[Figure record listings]
┄┄┄┄┄┄┄┄┄┄

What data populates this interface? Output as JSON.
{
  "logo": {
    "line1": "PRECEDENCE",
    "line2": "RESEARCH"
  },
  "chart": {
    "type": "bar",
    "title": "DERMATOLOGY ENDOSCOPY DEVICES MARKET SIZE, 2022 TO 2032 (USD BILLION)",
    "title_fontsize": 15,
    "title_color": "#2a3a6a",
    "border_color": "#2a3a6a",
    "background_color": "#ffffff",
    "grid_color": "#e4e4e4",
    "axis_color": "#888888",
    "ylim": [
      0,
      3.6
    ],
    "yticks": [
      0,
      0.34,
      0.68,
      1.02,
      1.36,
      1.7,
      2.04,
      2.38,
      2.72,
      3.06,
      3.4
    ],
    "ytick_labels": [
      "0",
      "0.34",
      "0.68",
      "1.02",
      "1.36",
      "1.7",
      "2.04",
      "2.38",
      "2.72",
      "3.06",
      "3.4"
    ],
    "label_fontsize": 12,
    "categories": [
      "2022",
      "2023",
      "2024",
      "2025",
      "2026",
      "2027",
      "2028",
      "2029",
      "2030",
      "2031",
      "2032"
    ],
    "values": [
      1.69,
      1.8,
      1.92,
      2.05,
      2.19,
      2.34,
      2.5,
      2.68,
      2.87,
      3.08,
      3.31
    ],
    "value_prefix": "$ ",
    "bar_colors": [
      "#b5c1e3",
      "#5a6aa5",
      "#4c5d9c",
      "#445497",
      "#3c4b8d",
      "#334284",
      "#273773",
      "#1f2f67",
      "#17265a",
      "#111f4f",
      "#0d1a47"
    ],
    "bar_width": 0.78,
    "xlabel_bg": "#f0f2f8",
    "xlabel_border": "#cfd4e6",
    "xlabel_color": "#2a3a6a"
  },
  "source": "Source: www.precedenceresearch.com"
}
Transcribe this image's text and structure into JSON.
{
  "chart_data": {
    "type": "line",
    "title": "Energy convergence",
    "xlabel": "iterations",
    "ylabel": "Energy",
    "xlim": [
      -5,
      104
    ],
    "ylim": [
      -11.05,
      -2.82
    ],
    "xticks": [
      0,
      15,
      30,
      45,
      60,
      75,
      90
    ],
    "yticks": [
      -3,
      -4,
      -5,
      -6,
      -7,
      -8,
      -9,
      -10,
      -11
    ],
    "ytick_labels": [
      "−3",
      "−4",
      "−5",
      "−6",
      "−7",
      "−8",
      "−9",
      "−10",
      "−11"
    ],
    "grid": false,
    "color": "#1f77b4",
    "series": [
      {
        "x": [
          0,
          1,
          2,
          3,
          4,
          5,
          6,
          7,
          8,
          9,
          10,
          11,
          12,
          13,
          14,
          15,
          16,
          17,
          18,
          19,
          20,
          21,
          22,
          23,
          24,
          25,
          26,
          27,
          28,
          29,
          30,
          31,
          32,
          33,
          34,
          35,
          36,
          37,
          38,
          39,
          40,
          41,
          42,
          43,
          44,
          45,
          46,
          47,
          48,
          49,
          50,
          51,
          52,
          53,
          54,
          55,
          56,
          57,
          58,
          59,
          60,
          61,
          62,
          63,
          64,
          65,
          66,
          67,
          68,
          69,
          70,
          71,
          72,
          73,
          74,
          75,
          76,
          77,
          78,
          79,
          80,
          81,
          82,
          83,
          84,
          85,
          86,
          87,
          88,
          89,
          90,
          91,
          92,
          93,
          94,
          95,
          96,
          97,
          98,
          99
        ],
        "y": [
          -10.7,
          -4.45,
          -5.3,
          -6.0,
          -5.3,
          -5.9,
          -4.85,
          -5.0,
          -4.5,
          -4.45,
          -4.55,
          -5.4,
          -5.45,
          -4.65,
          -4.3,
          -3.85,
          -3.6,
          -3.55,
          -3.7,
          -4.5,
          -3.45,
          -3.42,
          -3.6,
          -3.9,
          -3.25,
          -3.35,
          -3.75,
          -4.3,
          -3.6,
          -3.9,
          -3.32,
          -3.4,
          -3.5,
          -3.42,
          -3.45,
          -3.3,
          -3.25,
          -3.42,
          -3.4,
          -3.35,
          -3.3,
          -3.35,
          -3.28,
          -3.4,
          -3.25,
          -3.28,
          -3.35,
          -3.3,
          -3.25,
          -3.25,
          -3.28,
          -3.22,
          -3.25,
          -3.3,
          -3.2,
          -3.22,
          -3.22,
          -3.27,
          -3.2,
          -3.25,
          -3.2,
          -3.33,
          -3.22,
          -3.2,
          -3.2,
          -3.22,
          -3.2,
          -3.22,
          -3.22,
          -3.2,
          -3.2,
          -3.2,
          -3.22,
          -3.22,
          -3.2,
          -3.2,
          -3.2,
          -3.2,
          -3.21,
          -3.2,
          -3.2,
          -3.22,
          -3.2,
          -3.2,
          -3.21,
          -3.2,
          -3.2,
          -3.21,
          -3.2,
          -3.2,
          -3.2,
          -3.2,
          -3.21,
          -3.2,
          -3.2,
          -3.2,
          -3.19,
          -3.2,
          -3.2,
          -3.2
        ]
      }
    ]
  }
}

┄┄┄┄┄┄┄┄┄┄

Exactly reproduce every record.

What data populates this interface? Output as JSON.
{
  "logo": {
    "line1": "PRECEDENCE",
    "line2": "RESEARCH"
  },
  "chart": {
    "type": "bar",
    "title": "DERMATOLOGY ENDOSCOPY DEVICES MARKET SIZE, 2022 TO 2032 (USD BILLION)",
    "title_fontsize": 15,
    "title_color": "#2a3a6a",
    "border_color": "#2a3a6a",
    "background_color": "#ffffff",
    "grid_color": "#e4e4e4",
    "axis_color": "#888888",
    "ylim": [
      0,
      3.6
    ],
    "yticks": [
      0,
      0.34,
      0.68,
      1.02,
      1.36,
      1.7,
      2.04,
      2.38,
      2.72,
      3.06,
      3.4
    ],
    "ytick_labels": [
      "0",
      "0.34",
      "0.68",
      "1.02",
      "1.36",
      "1.7",
      "2.04",
      "2.38",
      "2.72",
      "3.06",
      "3.4"
    ],
    "label_fontsize": 12,
    "categories": [
      "2022",
      "2023",
      "2024",
      "2025",
      "2026",
      "2027",
      "2028",
      "2029",
      "2030",
      "2031",
      "2032"
    ],
    "values": [
      1.69,
      1.8,
      1.92,
      2.05,
      2.19,
      2.34,
      2.5,
      2.68,
      2.87,
      3.08,
      3.31
    ],
    "value_prefix": "$ ",
    "bar_colors": [
      "#b5c1e3",
      "#5a6aa5",
      "#4c5d9c",
      "#445497",
      "#3c4b8d",
      "#334284",
      "#273773",
      "#1f2f67",
      "#17265a",
      "#111f4f",
      "#0d1a47"
    ],
    "bar_width": 0.78,
    "xlabel_bg": "#f0f2f8",
    "xlabel_border": "#cfd4e6",
    "xlabel_color": "#2a3a6a"
  },
  "source": "Source: www.precedenceresearch.com"
}
Transcribe this image's text and structure into JSON.
{
  "chart_data": {
    "type": "line",
    "title": "Energy convergence",
    "xlabel": "iterations",
    "ylabel": "Energy",
    "xlim": [
      -5,
      104
    ],
    "ylim": [
      -11.05,
      -2.82
    ],
    "xticks": [
      0,
      15,
      30,
      45,
      60,
      75,
      90
    ],
    "yticks": [
      -3,
      -4,
      -5,
      -6,
      -7,
      -8,
      -9,
      -10,
      -11
    ],
    "ytick_labels": [
      "−3",
      "−4",
      "−5",
      "−6",
      "−7",
      "−8",
      "−9",
      "−10",
      "−11"
    ],
    "grid": false,
    "color": "#1f77b4",
    "series": [
      {
        "x": [
          0,
          1,
          2,
          3,
          4,
          5,
          6,
          7,
          8,
          9,
          10,
          11,
          12,
          13,
          14,
          15,
          16,
          17,
          18,
          19,
          20,
          21,
          22,
          23,
          24,
          25,
          26,
          27,
          28,
          29,
          30,
          31,
          32,
          33,
          34,
          35,
          36,
          37,
          38,
          39,
          40,
          41,
          42,
          43,
          44,
          45,
          46,
          47,
          48,
          49,
          50,
          51,
          52,
          53,
          54,
          55,
          56,
          57,
          58,
          59,
          60,
          61,
          62,
          63,
          64,
          65,
          66,
          67,
          68,
          69,
          70,
          71,
          72,
          73,
          74,
          75,
          76,
          77,
          78,
          79,
          80,
          81,
          82,
          83,
          84,
          85,
          86,
          87,
          88,
          89,
          90,
          91,
          92,
          93,
          94,
          95,
          96,
          97,
          98,
          99
        ],
        "y": [
          -10.7,
          -4.45,
          -5.3,
          -6.0,
          -5.3,
          -5.9,
          -4.85,
          -5.0,
          -4.5,
          -4.45,
          -4.55,
          -5.4,
          -5.45,
          -4.65,
          -4.3,
          -3.85,
          -3.6,
          -3.55,
          -3.7,
          -4.5,
          -3.45,
          -3.42,
          -3.6,
          -3.9,
          -3.25,
          -3.35,
          -3.75,
          -4.3,
          -3.6,
          -3.9,
          -3.32,
          -3.4,
          -3.5,
          -3.42,
          -3.45,
          -3.3,
          -3.25,
          -3.42,
          -3.4,
          -3.35,
          -3.3,
          -3.35,
          -3.28,
          -3.4,
          -3.25,
          -3.28,
          -3.35,
          -3.3,
          -3.25,
          -3.25,
          -3.28,
          -3.22,
          -3.25,
          -3.3,
          -3.2,
          -3.22,
          -3.22,
          -3.27,
          -3.2,
          -3.25,
          -3.2,
          -3.33,
          -3.22,
          -3.2,
          -3.2,
          -3.22,
          -3.2,
          -3.22,
          -3.22,
          -3.2,
          -3.2,
          -3.2,
          -3.22,
          -3.22,
          -3.2,
          -3.2,
          -3.2,
          -3.2,
          -3.21,
          -3.2,
          -3.2,
          -3.22,
          -3.2,
          -3.2,
          -3.21,
          -3.2,
          -3.2,
          -3.21,
          -3.2,
          -3.2,
          -3.2,
          -3.2,
          -3.21,
          -3.2,
          -3.2,
          -3.2,
          -3.19,
          -3.2,
          -3.2,
          -3.2
        ]
      }
    ]
  }
}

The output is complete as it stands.